BEGIN
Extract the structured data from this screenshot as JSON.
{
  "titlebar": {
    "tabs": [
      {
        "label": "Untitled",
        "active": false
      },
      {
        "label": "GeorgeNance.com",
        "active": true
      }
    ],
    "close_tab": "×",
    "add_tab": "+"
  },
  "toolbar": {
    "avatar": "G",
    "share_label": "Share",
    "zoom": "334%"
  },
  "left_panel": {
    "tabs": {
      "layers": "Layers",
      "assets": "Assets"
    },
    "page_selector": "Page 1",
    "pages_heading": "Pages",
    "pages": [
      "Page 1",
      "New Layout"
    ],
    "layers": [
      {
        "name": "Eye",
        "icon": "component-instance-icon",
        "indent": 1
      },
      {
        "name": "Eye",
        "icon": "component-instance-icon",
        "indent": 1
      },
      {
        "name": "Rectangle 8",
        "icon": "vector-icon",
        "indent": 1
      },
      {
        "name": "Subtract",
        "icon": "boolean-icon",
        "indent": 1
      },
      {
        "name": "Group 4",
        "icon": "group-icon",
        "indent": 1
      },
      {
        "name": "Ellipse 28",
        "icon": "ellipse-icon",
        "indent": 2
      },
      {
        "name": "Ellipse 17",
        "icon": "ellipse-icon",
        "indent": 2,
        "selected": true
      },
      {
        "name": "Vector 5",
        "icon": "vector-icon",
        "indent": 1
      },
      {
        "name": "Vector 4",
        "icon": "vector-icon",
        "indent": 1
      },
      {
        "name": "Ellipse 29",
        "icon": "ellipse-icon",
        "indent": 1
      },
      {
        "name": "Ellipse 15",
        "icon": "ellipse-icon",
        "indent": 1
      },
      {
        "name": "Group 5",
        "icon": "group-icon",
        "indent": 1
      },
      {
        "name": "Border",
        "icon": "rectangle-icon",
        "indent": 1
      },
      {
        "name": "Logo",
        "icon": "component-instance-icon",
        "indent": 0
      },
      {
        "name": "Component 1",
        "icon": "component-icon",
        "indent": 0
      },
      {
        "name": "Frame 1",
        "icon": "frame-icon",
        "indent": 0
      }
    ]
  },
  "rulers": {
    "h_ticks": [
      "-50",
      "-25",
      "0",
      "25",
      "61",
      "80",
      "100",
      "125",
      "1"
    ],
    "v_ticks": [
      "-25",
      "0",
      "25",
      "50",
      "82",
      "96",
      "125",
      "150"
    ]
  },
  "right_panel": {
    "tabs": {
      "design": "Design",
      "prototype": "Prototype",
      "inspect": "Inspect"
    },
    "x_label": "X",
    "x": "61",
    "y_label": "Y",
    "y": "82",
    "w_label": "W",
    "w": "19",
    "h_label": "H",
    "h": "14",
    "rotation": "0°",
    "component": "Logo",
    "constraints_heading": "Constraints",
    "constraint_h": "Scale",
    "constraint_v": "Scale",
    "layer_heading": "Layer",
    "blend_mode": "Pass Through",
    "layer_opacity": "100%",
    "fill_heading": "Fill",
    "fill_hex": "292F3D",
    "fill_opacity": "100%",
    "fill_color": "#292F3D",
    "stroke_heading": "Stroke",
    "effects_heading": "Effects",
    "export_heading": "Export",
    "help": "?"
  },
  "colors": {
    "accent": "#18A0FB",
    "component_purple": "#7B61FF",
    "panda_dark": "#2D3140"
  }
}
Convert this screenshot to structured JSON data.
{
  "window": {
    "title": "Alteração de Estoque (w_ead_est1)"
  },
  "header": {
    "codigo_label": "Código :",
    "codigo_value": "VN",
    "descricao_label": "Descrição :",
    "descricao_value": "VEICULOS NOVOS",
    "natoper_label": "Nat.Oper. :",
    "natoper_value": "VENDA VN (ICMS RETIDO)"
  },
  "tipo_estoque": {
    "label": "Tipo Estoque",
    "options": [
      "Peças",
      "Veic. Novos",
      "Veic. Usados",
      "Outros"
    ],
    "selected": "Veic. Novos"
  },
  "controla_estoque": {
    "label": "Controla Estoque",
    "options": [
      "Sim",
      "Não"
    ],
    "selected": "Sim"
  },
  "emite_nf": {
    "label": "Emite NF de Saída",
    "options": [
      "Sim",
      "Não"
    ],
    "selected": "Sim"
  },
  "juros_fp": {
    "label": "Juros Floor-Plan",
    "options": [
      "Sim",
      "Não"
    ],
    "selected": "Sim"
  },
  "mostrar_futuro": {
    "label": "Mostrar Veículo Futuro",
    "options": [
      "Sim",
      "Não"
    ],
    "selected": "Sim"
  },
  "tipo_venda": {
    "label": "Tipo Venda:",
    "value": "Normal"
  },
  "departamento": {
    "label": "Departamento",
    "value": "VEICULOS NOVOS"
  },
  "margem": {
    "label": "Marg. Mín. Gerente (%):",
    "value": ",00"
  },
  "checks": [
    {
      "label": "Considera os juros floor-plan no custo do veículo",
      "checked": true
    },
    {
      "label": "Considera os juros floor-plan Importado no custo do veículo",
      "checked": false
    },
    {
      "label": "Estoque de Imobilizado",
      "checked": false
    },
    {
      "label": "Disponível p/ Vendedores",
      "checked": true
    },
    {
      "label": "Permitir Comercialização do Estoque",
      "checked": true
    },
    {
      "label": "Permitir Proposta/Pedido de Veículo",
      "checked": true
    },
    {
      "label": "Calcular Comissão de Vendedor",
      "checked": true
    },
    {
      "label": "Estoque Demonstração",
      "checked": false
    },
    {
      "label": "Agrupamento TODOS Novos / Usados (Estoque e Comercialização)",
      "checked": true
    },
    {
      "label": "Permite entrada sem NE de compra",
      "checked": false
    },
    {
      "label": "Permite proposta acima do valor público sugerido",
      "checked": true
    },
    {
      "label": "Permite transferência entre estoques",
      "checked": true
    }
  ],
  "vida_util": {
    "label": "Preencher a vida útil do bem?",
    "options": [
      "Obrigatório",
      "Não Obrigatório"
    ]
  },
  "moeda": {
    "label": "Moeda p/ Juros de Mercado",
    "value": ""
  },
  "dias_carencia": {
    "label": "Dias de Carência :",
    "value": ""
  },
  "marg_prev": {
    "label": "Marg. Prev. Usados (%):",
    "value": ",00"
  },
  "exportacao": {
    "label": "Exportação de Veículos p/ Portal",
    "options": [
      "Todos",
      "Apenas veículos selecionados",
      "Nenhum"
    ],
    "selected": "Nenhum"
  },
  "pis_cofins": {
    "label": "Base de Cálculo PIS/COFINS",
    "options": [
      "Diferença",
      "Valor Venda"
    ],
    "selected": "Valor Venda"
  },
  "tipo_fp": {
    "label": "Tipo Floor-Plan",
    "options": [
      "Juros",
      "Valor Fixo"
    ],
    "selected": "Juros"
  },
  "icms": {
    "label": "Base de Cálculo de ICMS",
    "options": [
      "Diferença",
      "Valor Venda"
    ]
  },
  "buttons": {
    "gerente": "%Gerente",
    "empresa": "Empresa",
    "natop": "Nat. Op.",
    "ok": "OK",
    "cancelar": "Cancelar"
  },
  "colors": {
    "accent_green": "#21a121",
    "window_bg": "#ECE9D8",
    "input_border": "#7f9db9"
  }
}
END
== SHORT TASK ==
Ascertain the number of lines in the entries that include the word "Permite", and report only that number.

== RESPONSE TO THE EXERCISE ==
3